[Start of Information supplied]
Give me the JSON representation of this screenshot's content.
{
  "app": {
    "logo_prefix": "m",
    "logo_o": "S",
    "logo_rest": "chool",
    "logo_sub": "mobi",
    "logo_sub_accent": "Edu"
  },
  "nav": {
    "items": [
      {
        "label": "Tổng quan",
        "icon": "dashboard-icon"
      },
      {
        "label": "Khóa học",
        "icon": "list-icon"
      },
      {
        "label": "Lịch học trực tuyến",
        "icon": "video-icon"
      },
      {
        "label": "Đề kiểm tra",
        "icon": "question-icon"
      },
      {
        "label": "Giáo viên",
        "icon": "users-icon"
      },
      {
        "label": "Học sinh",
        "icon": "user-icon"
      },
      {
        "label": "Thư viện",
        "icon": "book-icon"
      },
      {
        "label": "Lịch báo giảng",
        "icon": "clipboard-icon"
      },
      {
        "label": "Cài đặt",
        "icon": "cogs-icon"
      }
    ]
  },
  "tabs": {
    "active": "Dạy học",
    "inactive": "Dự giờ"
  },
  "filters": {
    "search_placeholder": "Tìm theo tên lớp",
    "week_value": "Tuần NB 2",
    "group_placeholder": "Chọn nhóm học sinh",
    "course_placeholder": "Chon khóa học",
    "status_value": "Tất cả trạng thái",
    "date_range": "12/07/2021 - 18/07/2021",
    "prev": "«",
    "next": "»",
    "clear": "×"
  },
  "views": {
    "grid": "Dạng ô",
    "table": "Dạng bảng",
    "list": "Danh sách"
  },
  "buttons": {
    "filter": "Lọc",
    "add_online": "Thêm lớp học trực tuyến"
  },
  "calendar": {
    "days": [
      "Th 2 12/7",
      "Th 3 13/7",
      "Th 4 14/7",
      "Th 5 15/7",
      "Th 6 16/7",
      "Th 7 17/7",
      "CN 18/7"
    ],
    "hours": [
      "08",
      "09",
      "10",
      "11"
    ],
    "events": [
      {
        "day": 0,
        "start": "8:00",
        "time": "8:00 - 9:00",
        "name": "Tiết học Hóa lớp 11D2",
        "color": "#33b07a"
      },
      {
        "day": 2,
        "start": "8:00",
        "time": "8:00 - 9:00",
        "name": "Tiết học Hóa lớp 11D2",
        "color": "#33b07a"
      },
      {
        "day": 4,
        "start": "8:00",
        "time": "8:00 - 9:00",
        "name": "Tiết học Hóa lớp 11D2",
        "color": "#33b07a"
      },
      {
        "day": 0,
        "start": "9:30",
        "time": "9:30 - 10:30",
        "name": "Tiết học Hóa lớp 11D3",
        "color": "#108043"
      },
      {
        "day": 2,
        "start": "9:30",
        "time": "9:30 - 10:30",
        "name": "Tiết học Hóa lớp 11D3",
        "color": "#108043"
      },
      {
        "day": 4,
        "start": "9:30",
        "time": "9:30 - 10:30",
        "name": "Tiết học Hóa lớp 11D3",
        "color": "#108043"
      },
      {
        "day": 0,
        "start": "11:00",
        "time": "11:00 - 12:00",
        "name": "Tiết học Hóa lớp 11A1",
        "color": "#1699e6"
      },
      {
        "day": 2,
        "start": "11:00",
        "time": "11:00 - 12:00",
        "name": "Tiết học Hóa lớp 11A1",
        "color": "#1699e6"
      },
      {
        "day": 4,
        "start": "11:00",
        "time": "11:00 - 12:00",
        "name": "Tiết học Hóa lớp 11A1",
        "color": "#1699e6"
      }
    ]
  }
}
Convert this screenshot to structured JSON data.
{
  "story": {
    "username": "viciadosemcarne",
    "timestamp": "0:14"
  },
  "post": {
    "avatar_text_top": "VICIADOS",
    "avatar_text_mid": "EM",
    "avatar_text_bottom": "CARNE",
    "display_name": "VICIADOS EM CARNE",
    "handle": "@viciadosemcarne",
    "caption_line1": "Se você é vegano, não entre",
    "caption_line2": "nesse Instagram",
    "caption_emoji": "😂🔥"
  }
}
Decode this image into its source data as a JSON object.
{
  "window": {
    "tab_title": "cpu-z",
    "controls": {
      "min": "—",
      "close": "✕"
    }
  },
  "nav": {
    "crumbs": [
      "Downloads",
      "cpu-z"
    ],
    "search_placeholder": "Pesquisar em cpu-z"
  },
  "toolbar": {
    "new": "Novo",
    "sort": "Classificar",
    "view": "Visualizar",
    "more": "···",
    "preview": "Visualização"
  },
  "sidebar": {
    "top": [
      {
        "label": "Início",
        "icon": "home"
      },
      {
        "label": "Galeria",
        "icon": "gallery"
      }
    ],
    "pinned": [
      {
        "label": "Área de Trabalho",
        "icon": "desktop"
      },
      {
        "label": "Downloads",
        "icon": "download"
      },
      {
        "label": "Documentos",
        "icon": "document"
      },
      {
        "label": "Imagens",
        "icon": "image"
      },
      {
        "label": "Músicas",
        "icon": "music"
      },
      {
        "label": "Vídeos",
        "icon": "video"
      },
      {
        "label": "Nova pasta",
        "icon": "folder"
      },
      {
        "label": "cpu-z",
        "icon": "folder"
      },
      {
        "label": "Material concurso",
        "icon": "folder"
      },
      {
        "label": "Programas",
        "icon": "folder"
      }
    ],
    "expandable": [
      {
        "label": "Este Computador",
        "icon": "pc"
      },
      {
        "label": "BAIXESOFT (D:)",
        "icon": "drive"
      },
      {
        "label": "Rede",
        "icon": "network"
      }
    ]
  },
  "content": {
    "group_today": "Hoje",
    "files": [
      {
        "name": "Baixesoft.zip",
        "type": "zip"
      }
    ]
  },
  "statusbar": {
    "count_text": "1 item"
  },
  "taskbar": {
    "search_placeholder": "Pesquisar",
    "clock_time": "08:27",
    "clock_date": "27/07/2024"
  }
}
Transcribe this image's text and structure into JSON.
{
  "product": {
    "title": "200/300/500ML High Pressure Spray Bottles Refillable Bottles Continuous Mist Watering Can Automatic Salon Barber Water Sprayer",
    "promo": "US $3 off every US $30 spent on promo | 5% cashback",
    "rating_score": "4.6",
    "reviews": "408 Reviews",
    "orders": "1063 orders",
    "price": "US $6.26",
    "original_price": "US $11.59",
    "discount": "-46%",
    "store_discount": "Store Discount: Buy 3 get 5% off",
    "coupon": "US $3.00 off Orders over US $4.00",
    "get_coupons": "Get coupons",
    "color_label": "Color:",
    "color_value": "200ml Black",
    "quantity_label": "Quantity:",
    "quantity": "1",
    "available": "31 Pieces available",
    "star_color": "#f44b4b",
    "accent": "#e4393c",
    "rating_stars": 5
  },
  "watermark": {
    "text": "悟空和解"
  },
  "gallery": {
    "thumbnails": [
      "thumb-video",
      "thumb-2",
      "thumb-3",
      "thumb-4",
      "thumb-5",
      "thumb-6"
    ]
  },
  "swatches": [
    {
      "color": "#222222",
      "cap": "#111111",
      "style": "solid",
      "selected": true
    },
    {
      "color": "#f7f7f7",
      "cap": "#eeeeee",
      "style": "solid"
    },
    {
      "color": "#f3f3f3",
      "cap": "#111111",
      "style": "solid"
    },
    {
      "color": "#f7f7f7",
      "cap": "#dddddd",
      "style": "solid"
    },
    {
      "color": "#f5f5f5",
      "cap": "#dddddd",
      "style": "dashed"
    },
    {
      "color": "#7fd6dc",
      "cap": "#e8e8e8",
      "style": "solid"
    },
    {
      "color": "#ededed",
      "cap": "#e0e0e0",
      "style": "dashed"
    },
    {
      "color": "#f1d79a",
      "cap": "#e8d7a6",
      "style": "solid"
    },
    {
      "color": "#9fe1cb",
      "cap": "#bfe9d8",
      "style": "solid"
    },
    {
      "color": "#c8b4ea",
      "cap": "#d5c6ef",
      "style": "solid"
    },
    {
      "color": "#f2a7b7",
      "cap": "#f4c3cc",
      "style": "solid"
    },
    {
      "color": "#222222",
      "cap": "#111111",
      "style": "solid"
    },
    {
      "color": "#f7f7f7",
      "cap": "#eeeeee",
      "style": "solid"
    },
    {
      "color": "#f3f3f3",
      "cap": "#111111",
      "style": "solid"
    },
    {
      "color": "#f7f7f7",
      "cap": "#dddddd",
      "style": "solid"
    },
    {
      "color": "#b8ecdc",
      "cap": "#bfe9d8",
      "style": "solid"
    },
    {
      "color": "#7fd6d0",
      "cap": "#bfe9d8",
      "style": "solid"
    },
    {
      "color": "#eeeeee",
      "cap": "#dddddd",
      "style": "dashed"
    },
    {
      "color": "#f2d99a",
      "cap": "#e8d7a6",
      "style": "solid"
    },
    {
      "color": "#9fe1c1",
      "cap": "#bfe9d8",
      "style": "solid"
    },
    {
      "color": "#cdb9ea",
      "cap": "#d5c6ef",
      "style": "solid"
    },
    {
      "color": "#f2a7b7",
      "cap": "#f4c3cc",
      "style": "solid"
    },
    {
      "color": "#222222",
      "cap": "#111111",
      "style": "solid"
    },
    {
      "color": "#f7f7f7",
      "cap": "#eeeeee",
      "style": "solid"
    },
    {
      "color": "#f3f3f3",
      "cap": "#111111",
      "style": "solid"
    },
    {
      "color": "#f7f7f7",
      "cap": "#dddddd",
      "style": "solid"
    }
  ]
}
[End of Information supplied]
**Do this**
State how many lines of the data include the word "content", with nothing else.

**Result**
2